◆ **Instruction**:
From the entries below, tally how many lines contain "JSON" and report only that figure.
start Dataset extract
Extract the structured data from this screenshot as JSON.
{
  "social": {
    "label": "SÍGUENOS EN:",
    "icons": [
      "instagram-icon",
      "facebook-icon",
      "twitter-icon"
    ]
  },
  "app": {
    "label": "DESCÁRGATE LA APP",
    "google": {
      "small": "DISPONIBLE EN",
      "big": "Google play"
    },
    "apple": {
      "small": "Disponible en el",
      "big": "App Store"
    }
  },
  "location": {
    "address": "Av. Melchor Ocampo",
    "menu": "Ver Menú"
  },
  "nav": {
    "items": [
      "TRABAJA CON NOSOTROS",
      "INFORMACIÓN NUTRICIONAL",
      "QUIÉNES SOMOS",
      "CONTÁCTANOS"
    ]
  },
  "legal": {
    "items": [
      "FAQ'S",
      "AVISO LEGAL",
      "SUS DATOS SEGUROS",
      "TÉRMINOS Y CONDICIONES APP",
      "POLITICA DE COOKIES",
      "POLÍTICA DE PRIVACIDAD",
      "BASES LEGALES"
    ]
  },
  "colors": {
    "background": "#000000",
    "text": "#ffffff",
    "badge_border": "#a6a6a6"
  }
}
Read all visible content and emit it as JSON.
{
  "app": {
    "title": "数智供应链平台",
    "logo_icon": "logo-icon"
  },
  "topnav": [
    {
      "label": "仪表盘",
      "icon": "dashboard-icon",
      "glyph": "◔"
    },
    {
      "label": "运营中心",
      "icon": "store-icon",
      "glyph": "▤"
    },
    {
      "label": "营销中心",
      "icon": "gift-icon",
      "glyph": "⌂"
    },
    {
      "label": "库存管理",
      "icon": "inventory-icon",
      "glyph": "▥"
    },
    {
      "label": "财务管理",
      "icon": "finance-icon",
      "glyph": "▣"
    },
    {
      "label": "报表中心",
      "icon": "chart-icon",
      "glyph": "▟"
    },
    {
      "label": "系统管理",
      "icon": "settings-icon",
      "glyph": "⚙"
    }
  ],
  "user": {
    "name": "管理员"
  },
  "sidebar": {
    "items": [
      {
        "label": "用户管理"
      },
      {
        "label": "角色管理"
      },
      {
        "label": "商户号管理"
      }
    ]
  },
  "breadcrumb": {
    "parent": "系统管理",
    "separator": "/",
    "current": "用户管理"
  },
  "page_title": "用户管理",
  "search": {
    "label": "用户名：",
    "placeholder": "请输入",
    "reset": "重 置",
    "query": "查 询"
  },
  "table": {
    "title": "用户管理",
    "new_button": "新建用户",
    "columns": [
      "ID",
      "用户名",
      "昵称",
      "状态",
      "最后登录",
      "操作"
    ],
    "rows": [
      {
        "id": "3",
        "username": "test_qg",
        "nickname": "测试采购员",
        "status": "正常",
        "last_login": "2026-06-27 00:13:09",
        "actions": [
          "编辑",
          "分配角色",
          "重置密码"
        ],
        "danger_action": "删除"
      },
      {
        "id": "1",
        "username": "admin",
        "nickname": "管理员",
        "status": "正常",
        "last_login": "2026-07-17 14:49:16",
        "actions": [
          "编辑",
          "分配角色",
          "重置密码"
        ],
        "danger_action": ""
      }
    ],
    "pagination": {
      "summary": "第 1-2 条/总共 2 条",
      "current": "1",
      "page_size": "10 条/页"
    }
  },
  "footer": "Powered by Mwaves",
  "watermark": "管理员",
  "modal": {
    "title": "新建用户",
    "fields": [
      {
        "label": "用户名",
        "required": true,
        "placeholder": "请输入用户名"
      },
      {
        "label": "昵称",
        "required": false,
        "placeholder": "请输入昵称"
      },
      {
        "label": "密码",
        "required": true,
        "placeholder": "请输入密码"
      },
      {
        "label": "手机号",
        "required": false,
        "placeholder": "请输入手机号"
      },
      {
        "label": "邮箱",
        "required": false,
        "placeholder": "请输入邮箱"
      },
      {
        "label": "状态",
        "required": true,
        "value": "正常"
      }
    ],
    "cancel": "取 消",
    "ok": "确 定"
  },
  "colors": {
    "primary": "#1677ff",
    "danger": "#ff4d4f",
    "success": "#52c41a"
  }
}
end Dataset extract
◆ **Answer for this exercise**:
2